_EXERCISE BRIEF:_
Your reply should be one number: the count of lines holding the word "atau".

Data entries
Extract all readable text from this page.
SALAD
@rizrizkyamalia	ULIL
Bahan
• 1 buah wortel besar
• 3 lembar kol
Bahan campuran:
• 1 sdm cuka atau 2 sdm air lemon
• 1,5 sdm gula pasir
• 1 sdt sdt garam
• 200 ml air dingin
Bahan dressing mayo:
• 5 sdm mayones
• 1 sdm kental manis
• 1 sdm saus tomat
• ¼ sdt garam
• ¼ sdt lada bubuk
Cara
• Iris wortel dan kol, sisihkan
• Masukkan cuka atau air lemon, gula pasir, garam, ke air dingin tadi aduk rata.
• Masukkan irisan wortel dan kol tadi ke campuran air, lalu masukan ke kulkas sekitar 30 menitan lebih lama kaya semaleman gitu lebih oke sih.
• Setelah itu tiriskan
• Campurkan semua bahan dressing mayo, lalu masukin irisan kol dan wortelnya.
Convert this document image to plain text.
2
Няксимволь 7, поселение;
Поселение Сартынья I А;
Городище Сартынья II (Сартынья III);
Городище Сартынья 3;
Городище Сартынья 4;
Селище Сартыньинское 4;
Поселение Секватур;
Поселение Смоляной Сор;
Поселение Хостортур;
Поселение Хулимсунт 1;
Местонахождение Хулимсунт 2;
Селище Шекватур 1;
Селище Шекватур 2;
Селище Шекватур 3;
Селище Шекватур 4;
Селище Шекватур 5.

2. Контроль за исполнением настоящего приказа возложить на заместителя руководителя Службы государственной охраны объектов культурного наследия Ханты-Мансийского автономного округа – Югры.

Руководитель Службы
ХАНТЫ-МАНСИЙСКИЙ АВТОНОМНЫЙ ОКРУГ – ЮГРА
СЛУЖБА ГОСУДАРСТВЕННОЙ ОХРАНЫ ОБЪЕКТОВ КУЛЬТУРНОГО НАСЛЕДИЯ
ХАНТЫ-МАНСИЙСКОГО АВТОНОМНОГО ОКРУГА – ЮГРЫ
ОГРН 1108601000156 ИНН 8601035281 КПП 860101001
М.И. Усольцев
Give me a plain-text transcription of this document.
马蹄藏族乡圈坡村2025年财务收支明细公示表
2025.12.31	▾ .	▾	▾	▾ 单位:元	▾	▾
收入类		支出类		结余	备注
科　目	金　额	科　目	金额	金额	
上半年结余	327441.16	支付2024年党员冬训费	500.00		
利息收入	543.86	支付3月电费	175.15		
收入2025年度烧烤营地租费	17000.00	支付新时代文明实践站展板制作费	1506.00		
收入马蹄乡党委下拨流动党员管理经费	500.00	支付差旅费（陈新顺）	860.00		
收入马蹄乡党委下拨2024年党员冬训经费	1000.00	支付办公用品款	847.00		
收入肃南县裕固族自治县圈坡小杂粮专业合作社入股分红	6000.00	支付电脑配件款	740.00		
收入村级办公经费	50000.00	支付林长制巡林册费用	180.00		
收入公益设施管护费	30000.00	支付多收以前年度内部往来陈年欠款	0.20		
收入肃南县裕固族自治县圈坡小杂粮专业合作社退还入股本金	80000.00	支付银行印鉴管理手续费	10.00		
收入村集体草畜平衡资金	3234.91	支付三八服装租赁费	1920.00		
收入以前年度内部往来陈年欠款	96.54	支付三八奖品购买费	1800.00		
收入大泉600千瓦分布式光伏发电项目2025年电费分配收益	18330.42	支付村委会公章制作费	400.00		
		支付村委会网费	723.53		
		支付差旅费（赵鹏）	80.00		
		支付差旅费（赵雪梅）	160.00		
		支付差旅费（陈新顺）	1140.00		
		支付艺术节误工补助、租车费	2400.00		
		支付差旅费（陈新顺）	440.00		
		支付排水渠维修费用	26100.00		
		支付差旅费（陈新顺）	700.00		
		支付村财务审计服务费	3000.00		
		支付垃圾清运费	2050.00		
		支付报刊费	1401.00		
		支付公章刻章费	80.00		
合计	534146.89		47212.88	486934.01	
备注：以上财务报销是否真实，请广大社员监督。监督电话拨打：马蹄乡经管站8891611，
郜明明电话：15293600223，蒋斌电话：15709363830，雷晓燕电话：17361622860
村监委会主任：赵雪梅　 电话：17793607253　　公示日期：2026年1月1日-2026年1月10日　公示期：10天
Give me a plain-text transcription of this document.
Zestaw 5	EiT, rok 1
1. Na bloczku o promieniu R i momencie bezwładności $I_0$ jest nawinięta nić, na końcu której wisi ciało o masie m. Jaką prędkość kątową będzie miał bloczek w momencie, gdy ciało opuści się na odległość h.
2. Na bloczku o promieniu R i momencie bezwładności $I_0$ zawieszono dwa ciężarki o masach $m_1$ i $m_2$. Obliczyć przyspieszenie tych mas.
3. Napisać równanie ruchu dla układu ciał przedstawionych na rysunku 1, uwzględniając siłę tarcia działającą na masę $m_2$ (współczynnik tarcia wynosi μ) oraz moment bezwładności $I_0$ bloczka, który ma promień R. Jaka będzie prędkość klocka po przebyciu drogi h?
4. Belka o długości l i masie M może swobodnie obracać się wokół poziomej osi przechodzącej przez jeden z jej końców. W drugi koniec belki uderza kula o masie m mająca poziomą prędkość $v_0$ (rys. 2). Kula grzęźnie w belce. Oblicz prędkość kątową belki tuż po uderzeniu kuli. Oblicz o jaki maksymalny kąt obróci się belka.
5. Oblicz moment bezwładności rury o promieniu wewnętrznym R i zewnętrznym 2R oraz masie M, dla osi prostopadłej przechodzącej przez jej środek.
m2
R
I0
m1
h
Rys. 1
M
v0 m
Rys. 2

_SOLUTION TO THIS EXERCISE:_
2